## BEGIN INPUT
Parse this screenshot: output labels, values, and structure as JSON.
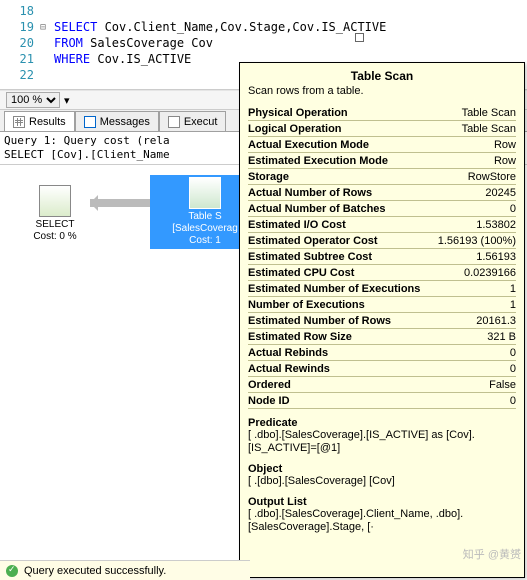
{
  "editor": {
    "lines": [
      {
        "num": "18",
        "fold": "",
        "code": ""
      },
      {
        "num": "19",
        "fold": "⊟",
        "code_html": "<span class='kw'>SELECT</span> Cov.Client_Name,Cov.Stage,Cov.IS_ACTIVE"
      },
      {
        "num": "20",
        "fold": "",
        "code_html": "<span class='kw'>FROM</span> SalesCoverage Cov"
      },
      {
        "num": "21",
        "fold": "",
        "code_html": "<span class='kw'>WHERE</span> Cov.IS_ACTIVE"
      },
      {
        "num": "22",
        "fold": "",
        "code": ""
      }
    ]
  },
  "zoom": {
    "value": "100 %"
  },
  "tabs": [
    {
      "id": "results",
      "label": "Results"
    },
    {
      "id": "messages",
      "label": "Messages"
    },
    {
      "id": "execplan",
      "label": "Execut"
    }
  ],
  "queryHeader": {
    "line1": "Query 1: Query cost (rela",
    "line2": "SELECT [Cov].[Client_Name"
  },
  "plan": {
    "nodeA": {
      "title": "SELECT",
      "cost": "Cost: 0 %"
    },
    "nodeB": {
      "l1": "Table S",
      "l2": "[SalesCoverag",
      "l3": "Cost: 1"
    }
  },
  "tooltip": {
    "title": "Table Scan",
    "subtitle": "Scan rows from a table.",
    "props": [
      {
        "k": "Physical Operation",
        "v": "Table Scan"
      },
      {
        "k": "Logical Operation",
        "v": "Table Scan"
      },
      {
        "k": "Actual Execution Mode",
        "v": "Row"
      },
      {
        "k": "Estimated Execution Mode",
        "v": "Row"
      },
      {
        "k": "Storage",
        "v": "RowStore"
      },
      {
        "k": "Actual Number of Rows",
        "v": "20245"
      },
      {
        "k": "Actual Number of Batches",
        "v": "0"
      },
      {
        "k": "Estimated I/O Cost",
        "v": "1.53802"
      },
      {
        "k": "Estimated Operator Cost",
        "v": "1.56193 (100%)"
      },
      {
        "k": "Estimated Subtree Cost",
        "v": "1.56193"
      },
      {
        "k": "Estimated CPU Cost",
        "v": "0.0239166"
      },
      {
        "k": "Estimated Number of Executions",
        "v": "1"
      },
      {
        "k": "Number of Executions",
        "v": "1"
      },
      {
        "k": "Estimated Number of Rows",
        "v": "20161.3"
      },
      {
        "k": "Estimated Row Size",
        "v": "321 B"
      },
      {
        "k": "Actual Rebinds",
        "v": "0"
      },
      {
        "k": "Actual Rewinds",
        "v": "0"
      },
      {
        "k": "Ordered",
        "v": "False"
      },
      {
        "k": "Node ID",
        "v": "0"
      }
    ],
    "predicate": {
      "label": "Predicate",
      "text": "[        .dbo].[SalesCoverage].[IS_ACTIVE] as [Cov].[IS_ACTIVE]=[@1]"
    },
    "object": {
      "label": "Object",
      "text": "[        .[dbo].[SalesCoverage] [Cov]"
    },
    "output": {
      "label": "Output List",
      "text": "[        .dbo].[SalesCoverage].Client_Name,        .dbo].[SalesCoverage].Stage, [·"
    }
  },
  "status": {
    "text": "Query executed successfully."
  },
  "watermark": "知乎 @黄赟"
}
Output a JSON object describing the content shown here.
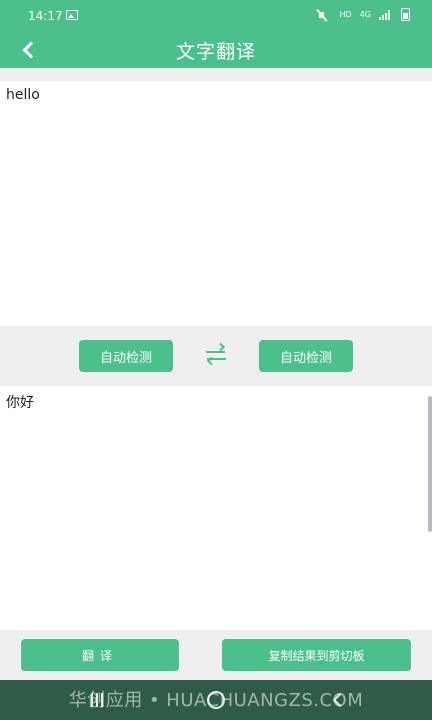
## END INPUT
__THE PROBLEM__. Restate the data above exactly, stripping out each image.

__EXPECTED OUTPUT__.
Parse this screenshot: output labels, values, and structure as JSON.
{
  "editor": {
    "lines": [
      {
        "num": "18",
        "fold": "",
        "code": ""
      },
      {
        "num": "19",
        "fold": "⊟",
        "code_html": "<span class='kw'>SELECT</span> Cov.Client_Name,Cov.Stage,Cov.IS_ACTIVE"
      },
      {
        "num": "20",
        "fold": "",
        "code_html": "<span class='kw'>FROM</span> SalesCoverage Cov"
      },
      {
        "num": "21",
        "fold": "",
        "code_html": "<span class='kw'>WHERE</span> Cov.IS_ACTIVE"
      },
      {
        "num": "22",
        "fold": "",
        "code": ""
      }
    ]
  },
  "zoom": {
    "value": "100 %"
  },
  "tabs": [
    {
      "id": "results",
      "label": "Results"
    },
    {
      "id": "messages",
      "label": "Messages"
    },
    {
      "id": "execplan",
      "label": "Execut"
    }
  ],
  "queryHeader": {
    "line1": "Query 1: Query cost (rela",
    "line2": "SELECT [Cov].[Client_Name"
  },
  "plan": {
    "nodeA": {
      "title": "SELECT",
      "cost": "Cost: 0 %"
    },
    "nodeB": {
      "l1": "Table S",
      "l2": "[SalesCoverag",
      "l3": "Cost: 1"
    }
  },
  "tooltip": {
    "title": "Table Scan",
    "subtitle": "Scan rows from a table.",
    "props": [
      {
        "k": "Physical Operation",
        "v": "Table Scan"
      },
      {
        "k": "Logical Operation",
        "v": "Table Scan"
      },
      {
        "k": "Actual Execution Mode",
        "v": "Row"
      },
      {
        "k": "Estimated Execution Mode",
        "v": "Row"
      },
      {
        "k": "Storage",
        "v": "RowStore"
      },
      {
        "k": "Actual Number of Rows",
        "v": "20245"
      },
      {
        "k": "Actual Number of Batches",
        "v": "0"
      },
      {
        "k": "Estimated I/O Cost",
        "v": "1.53802"
      },
      {
        "k": "Estimated Operator Cost",
        "v": "1.56193 (100%)"
      },
      {
        "k": "Estimated Subtree Cost",
        "v": "1.56193"
      },
      {
        "k": "Estimated CPU Cost",
        "v": "0.0239166"
      },
      {
        "k": "Estimated Number of Executions",
        "v": "1"
      },
      {
        "k": "Number of Executions",
        "v": "1"
      },
      {
        "k": "Estimated Number of Rows",
        "v": "20161.3"
      },
      {
        "k": "Estimated Row Size",
        "v": "321 B"
      },
      {
        "k": "Actual Rebinds",
        "v": "0"
      },
      {
        "k": "Actual Rewinds",
        "v": "0"
      },
      {
        "k": "Ordered",
        "v": "False"
      },
      {
        "k": "Node ID",
        "v": "0"
      }
    ],
    "predicate": {
      "label": "Predicate",
      "text": "[        .dbo].[SalesCoverage].[IS_ACTIVE] as [Cov].[IS_ACTIVE]=[@1]"
    },
    "object": {
      "label": "Object",
      "text": "[        .[dbo].[SalesCoverage] [Cov]"
    },
    "output": {
      "label": "Output List",
      "text": "[        .dbo].[SalesCoverage].Client_Name,        .dbo].[SalesCoverage].Stage, [·"
    }
  },
  "status": {
    "text": "Query executed successfully."
  },
  "watermark": "知乎 @黄赟"
}
Output a JSON object describing the content shown here.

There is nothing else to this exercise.